Figure contents as structured data
=-=-=-=-=
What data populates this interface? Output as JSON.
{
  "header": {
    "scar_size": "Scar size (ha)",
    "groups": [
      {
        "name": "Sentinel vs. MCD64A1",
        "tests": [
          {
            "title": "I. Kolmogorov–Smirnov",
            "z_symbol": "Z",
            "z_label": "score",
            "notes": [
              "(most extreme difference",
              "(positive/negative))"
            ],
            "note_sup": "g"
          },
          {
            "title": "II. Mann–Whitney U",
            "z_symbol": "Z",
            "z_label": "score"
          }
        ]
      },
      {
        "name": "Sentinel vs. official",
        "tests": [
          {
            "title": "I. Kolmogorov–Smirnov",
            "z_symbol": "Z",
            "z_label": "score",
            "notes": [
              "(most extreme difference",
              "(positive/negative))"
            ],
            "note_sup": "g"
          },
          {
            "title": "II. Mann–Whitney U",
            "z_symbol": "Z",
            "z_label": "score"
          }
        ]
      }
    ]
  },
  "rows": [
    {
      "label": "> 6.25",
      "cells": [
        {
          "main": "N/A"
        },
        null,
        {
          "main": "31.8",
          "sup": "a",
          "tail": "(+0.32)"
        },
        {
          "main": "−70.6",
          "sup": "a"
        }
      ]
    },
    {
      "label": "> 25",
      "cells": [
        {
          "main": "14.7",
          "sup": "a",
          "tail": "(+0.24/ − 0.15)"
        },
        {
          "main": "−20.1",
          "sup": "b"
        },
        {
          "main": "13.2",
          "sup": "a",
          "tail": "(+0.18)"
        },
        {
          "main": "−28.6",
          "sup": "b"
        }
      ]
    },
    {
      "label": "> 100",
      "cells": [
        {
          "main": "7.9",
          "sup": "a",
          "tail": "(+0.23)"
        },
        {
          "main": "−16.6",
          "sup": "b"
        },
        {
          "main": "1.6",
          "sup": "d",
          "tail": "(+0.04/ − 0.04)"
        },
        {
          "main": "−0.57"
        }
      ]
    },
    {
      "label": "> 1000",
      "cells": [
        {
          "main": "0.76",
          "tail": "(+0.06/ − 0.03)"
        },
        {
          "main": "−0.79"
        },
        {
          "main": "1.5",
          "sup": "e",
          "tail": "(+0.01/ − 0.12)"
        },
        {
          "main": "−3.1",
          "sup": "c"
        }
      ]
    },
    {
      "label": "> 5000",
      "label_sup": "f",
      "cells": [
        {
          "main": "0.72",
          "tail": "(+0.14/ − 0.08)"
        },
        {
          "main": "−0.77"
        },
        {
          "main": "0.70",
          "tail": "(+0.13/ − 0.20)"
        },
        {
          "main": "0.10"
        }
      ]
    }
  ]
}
=-=-=-=-=
> **Given request**
Search the lines for the string "Sentinel" and copy every line that has it.

> **Answer to the task**
        "name": "Sentinel vs. MCD64A1",
        "name": "Sentinel vs. official",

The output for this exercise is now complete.